[Extract provided]:

# Looking for grinder



## Chrisrov (Jan 19, 2021)

Well, as most newbies' posts in this section of the forums, mine as well is about a search for a grinder.

I just got a Gaggia Classic, so the grinder will be used for espressos about 70% of the time, but I will also use it for Eva Solo brewing, so I would want something that I could use for both.

I am looking for an electrical grinder, and my budget is 200£ - 250£ max. My first choice, right when I started looking, was a Sage SGP, but after spending more time into it and searching more, I realize that there are far better options.

I wouldn't mind second hand, if that would mean that I would get a better second hand grinder that has been used and maintained properly, than an inferior new one.

Right now I am a bit confused, suffering a bit of an info overload, but on the other hand, I feel I am getting somewhere.

I believe some of my best options would be:



Used Mazzer Mini (https://www.ebay.co.uk/itm/MAZZER-MINI-COFFEE-BEAN-GRINDER-with-New-Hopper-No-reserve/203211674212?hash=item2f505c1264:g:joEAAOSw8QRfzpV2)

[Records supplied]:

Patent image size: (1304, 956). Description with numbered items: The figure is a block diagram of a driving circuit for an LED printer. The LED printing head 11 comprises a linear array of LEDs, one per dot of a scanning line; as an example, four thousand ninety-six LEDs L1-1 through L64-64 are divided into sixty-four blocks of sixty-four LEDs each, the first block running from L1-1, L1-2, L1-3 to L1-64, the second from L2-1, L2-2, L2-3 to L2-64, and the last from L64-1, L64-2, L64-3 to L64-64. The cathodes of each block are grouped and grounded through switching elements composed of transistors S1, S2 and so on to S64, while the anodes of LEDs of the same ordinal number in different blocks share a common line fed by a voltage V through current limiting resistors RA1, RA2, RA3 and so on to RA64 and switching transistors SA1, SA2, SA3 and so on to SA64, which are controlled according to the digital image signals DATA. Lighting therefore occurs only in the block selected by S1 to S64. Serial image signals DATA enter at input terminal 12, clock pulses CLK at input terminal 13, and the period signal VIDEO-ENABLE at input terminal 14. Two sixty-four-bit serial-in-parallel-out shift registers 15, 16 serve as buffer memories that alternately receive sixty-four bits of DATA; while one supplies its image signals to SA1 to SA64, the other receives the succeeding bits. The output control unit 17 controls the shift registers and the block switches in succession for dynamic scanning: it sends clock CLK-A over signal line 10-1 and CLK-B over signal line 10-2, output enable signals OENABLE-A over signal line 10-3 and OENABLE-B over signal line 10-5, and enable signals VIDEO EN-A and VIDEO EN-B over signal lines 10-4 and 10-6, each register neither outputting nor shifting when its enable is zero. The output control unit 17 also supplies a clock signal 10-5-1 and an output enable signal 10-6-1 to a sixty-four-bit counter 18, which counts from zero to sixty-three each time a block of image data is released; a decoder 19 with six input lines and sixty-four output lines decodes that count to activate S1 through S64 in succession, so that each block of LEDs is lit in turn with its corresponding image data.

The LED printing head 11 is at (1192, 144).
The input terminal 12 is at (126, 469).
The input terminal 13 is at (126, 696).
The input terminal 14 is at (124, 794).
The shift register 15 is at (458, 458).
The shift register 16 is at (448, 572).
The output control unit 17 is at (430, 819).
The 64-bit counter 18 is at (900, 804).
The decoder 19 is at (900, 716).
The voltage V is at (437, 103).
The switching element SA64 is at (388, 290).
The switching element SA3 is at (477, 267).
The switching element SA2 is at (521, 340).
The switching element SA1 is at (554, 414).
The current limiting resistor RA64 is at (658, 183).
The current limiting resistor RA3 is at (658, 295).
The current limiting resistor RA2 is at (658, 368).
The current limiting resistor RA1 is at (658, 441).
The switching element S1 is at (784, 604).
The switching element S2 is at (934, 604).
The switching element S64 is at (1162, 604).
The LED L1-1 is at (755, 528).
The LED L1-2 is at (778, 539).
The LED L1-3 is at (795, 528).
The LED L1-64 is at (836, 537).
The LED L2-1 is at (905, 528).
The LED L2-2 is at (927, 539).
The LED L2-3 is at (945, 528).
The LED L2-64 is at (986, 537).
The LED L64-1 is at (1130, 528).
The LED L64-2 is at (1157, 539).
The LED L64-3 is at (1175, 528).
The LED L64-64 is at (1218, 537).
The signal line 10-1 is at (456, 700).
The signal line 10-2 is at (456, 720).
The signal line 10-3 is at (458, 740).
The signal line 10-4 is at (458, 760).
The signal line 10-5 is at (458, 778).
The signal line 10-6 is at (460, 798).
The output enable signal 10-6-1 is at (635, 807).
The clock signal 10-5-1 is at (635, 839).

--

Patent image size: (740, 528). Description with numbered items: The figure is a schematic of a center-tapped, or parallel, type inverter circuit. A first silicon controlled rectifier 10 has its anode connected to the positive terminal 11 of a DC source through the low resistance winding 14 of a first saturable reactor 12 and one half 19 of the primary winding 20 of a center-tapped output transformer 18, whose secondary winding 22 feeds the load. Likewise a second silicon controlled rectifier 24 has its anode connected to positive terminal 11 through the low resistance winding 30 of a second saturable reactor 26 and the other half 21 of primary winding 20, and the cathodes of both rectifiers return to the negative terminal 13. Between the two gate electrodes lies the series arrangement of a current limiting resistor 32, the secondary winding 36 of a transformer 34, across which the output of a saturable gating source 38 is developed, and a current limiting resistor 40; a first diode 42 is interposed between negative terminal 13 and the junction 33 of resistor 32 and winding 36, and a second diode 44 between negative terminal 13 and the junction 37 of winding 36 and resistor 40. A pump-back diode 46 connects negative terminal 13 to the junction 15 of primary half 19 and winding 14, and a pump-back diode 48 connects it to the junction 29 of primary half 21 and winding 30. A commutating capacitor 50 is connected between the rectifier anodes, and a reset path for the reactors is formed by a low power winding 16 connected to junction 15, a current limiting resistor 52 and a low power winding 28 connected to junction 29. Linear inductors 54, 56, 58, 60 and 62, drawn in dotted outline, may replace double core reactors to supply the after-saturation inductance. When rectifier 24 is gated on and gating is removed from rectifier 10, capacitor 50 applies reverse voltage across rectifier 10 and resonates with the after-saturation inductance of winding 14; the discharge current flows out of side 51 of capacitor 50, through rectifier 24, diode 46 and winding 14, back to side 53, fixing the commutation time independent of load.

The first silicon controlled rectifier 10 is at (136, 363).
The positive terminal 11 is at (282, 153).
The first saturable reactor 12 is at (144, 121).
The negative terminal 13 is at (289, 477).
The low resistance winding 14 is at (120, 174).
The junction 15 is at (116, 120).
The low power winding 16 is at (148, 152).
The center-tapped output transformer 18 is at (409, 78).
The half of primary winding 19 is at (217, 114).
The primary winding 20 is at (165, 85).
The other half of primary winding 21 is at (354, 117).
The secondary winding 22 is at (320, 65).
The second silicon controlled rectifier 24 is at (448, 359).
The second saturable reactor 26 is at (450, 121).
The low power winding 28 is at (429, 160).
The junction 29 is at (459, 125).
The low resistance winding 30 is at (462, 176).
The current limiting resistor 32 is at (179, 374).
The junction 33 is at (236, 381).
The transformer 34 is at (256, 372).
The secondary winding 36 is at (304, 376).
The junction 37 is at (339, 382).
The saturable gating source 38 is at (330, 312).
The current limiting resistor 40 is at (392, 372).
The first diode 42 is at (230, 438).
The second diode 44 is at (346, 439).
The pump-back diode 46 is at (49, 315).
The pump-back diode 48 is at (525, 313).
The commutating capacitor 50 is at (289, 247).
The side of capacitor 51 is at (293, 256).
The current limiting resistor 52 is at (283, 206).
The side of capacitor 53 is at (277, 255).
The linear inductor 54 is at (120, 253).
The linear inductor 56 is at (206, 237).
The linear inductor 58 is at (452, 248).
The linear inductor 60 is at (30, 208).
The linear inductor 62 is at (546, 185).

--

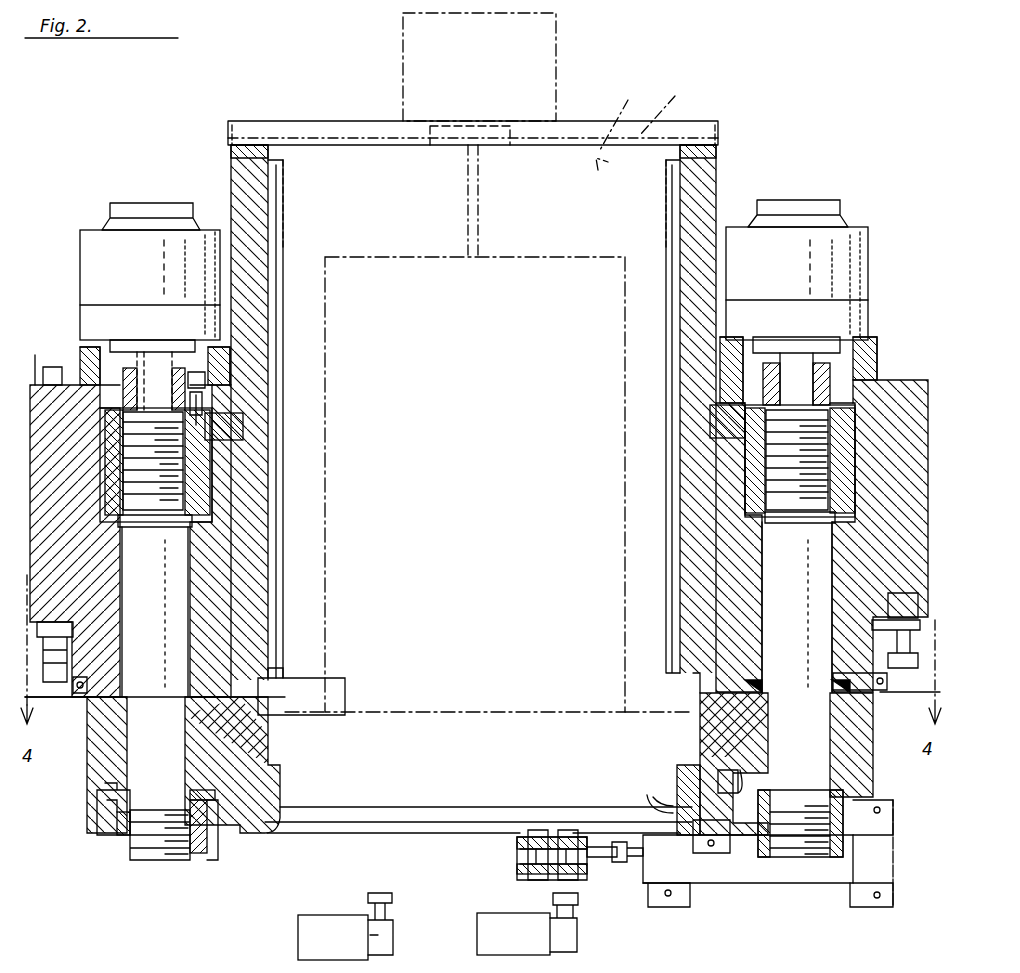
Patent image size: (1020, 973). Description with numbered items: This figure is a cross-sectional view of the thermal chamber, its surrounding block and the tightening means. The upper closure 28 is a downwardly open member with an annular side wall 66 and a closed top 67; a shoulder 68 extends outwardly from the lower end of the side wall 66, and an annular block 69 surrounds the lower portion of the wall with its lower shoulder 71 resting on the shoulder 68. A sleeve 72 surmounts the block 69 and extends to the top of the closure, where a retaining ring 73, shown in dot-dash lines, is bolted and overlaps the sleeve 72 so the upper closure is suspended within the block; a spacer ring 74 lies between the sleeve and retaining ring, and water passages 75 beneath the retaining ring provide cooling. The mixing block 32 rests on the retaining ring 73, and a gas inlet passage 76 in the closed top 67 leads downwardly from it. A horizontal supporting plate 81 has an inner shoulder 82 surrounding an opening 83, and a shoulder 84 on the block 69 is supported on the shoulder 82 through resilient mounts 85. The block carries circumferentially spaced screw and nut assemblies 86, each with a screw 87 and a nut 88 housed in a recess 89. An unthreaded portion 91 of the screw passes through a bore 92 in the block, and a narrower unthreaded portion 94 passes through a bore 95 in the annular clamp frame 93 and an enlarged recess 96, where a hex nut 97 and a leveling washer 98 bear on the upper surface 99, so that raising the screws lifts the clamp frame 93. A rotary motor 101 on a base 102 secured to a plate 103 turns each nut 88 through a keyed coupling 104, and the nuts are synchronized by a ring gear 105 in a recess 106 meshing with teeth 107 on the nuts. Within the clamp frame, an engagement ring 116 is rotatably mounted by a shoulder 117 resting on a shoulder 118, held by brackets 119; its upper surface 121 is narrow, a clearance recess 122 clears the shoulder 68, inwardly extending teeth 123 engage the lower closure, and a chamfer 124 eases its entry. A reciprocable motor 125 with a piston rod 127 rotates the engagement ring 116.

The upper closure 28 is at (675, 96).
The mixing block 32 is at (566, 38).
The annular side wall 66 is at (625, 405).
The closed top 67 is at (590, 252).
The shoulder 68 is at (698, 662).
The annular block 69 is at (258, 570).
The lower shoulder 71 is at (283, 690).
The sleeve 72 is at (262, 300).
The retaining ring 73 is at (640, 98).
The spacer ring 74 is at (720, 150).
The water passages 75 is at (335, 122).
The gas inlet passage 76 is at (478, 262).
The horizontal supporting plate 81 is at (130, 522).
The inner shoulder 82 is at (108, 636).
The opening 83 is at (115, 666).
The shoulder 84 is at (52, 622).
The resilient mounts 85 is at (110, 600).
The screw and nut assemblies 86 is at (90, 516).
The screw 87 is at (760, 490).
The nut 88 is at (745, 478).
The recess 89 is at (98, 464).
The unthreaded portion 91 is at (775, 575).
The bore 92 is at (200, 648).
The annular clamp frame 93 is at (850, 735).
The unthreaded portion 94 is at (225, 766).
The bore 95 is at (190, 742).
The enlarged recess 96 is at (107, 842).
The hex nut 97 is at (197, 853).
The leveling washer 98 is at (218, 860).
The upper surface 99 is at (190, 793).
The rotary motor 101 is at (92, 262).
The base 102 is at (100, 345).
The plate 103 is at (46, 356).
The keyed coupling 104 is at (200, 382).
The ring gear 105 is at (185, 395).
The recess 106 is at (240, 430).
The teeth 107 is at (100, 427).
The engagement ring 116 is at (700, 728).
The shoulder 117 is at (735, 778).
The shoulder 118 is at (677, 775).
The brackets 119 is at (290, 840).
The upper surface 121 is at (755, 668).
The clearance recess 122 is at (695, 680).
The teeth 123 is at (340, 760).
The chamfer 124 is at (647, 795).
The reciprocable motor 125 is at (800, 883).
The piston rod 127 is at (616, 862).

[Your instructions]:
Please continue the forum post about choosing a coffee grinder, picking up right after its last line. The rows are separate material, unrelated to the grinder thread.

[Answer below]:
New Eureka Mignon Crono (http://www.myespresso.co.uk/product/eureka-mignon-crono-16cr-coffee-grinder-55mm-burrs-timer/)


Used Eureka Mignon Silenzio or Specialita (not have been able to find any of those, maybe I'm looking for a gem, especially during lockdown)


Used Baratza Sette 270 (again looking for a gem I guess, but was able to locate a good one here, sold out now, but maybe something similar will come up)


Any comments, tips, recommendations, eye opening advices, are more than welcome!


----------



## LukeC (Jan 9, 2021)

A bit of a curve ball, but...

Have you considered a hand grinder? I've been using a 1zpresso JX-Pro for 3-4 days now and it's a fantastic grinder. Easy enough to switch between grind sizes (for when you want to make a pour over or anything else) and easy to clean. It feels as if it's built like a tank as well! And as far as ease of use: I find it very quick and easy to grind 15g at espresso fineness in well under a minute, maybe down to 30 seconds if I give it full wellie.

From my research, this seems a very good option if you want the grind quality of an expensive grinder without paying twice the price.


----------



## Wha burst the ba (Jun 20, 2020)

There's a Mazzer super jolly timer popped up on my Facebook marketplace. It's £200 in Aberdeen. I've no connection just obviously through my previous searches it came up!!!


----------



## Chrisrov (Jan 19, 2021)

LukeC said:


> A bit of a curve ball, but...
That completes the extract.